_Given request:_ Extract every line where the string "중수청은" appears.

_Listed records:_
* start *
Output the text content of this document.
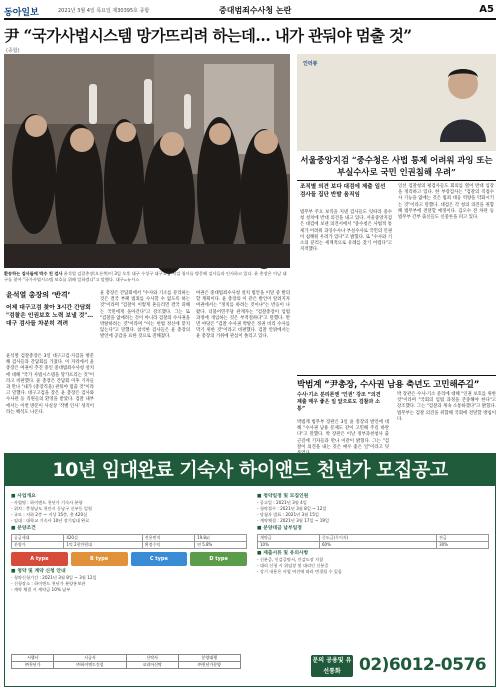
동아일보	2021년 3월 4일 목요일 제30395호 종합	중대범죄수사청 논란	A5
尹 “국가사법시스템 망가뜨리려 하는데… 내가 관둬야 멈출 것”
(종합)
환송하는 검사들에 박수 친 검사 윤석열 검찰총장(오른쪽)이 3일 오후 대구 수성구 대구고검·지검 청사를 방문해 검사들과 인사하고 있다. 윤 총장은 이날 대구를 찾아 "국가사법시스템 보호를 위해 일하겠다"고 말했다. 대구=뉴시스
윤석열 총장의 ‘반격’
어제 대구고검 찾아 3시간 간담회 "검찰은 인권보호 노력 보낼 것"… 대구 검사들 차분히 격려
윤석열 검찰총장은 3일 대구고검·지검을 방문해 검사들과 간담회를 가졌다. 이 자리에서 윤 총장은 여권이 추진 중인 중대범죄수사청 설치에 대해 "국가 사법시스템을 망가뜨리는 것"이라고 비판했다. 윤 총장은 간담회 이후 기자들과 만나 "내가 (총장직을) 관둬야 멈출 것"이라고 말했다. 대구고검을 찾은 윤 총장은 검사와 수사관 등 직원들의 환영을 받았다. 검찰 내부에서는 이번 방문이 사실상 ‘작별 인사’ 성격이라는 해석도 나온다.
윤 총장은 간담회에서 "수사와 기소를 분리하는 것은 결국 부패 범죄를 수사할 수 없도록 하는 것"이라며 "검찰이 이렇게 흔들리면 결국 피해는 국민에게 돌아간다"고 강조했다. 그는 또 "검찰을 없애려는 것이 아니라 검찰의 수사권을 박탈하려는 것"이라며 "이는 헌법 정신에 맞지 않는다"고 말했다. 참석한 검사들은 윤 총장의 발언에 공감을 표한 것으로 전해졌다.
여권은 중대범죄수사청 설치 법안을 이달 중 발의할 계획이다. 윤 총장의 이 같은 발언이 알려지자 여권에서는 "정치를 하려는 것이냐"는 반응이 나왔다. 더불어민주당 관계자는 "검찰총장이 입법 과정에 개입하는 것은 부적절하다"고 말했다. 반면 야당은 "검찰 수사권 박탈은 정권 비리 수사를 막기 위한 것"이라고 비판했다. 검찰 안팎에서는 윤 총장의 거취에 관심이 쏠리고 있다.
인터뷰
서울중앙지검 “중수청은 사법 통제 어려워 과잉 또는 부실수사로 국민 인권침해 우려”
조직별 의견 보다 대검에 제출 일선 검사들 집단 반발 움직임
법무부 주요 보직을 지낸 검사들도 잇따라 중수청 설치에 반대 의견을 내고 있다. 서울중앙지검은 대검에 보낸 의견서에서 "중수청은 사법적 통제가 어려워 과잉수사나 부실수사로 국민의 인권이 침해될 우려가 있다"고 밝혔다. 또 "수사와 기소의 분리는 세계적으로 유례를 찾기 어렵다"고 지적했다.
일선 검찰청의 평검사들도 회의를 열어 반대 입장을 정리하고 있다. 한 부장검사는 "검찰의 직접수사 기능을 없애는 것은 범죄 대응 역량을 약화시키는 것"이라고 말했다. 대검은 각 청의 의견을 취합해 법무부에 전달할 예정이다. 김오수 전 차관 등 법무부 간부 출신들도 신중론을 펴고 있다.
박범계 “尹총장, 수사권 남용 축년도 고민해주길”
수사·기소 분리론엔 ‘인권’ 강조 “의견 제출 매우 좋은 일 앞으로도 검찰과 소통”
박범계 법무부 장관은 3일 윤 총장의 발언에 대해 "수사권 남용 문제도 같이 고민해 주길 바란다"고 말했다. 박 장관은 이날 정부과천청사 출근길에 기자들과 만나 이같이 밝혔다. 그는 "검찰이 의견을 내는 것은 매우 좋은 일"이라고 덧
박 장관은 수사·기소 분리에 대해 "인권 보호를 위한 것"이라며 "국회의 입법 과정을 존중해야 한다"고 강조했다. 그는 "검찰과 계속 소통하겠다"고 밝혔다. 법무부는 검찰 의견을 취합해 국회에 전달할 방침이다.
10년 임대완료 기숙사 하이앤드 천년가 모집공고
■ 사업개요
- 사업명 : 하이앤드 천년가 기숙사 분양
- 위치 : 충청남도 천안시 동남구 신부동 일원
- 규모 : 지하 2층 ~ 지상 15층, 총 420실
- 임대 : 대학교 기숙사 10년 장기임대 완료
■ 분양조건
공급세대	420실	전용면적	19.8㎡
분양가	1억 2천만원대	확정수익	연 5.8%
A type	B type	C type	D type
■ 청약 및 계약 신청 안내
- 청약신청기간 : 2021년 3월 8일 ~ 3월 12일
- 신청장소 : 하이앤드 천년가 분양홍보관
- 계약 체결 시 계약금 10% 납부
■ 청약일정 및 모집인원
- 공고일 : 2021년 3월 4일
- 청약접수 : 2021년 3월 8일 ~ 12일
- 당첨자 발표 : 2021년 3월 15일
- 계약체결 : 2021년 3월 17일 ~ 19일
■ 분양대금 납부일정
계약금	중도금(무이자)	잔금
10%	60%	30%
■ 제출서류 및 유의사항
- 신분증, 인감증명서, 인감도장 지참
- 대리 신청 시 위임장 및 대리인 신분증
- 상기 내용은 사업 여건에 따라 변경될 수 있음
시행사	시공사	신탁사	분양대행
㈜천년가	㈜하이앤드건설	코리아신탁	㈜천년가분양
문의 공용및 유선통화	02)6012-0576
* end *
_Solution to this task:_
서울중앙지검 “중수청은 사법 통제 어려워 과잉 또는 부실수사로 국민 인권침해 우려”
법무부 주요 보직을 지낸 검사들도 잇따라 중수청 설치에 반대 의견을 내고 있다. 서울중앙지검은 대검에 보낸 의견서에서 "중수청은 사법적 통제가 어려워 과잉수사나 부실수사로 국민의 인권이 침해될 우려가 있다"고 밝혔다. 또 "수사와 기소의 분리는 세계적으로 유례를 찾기 어렵다"고 지적했다.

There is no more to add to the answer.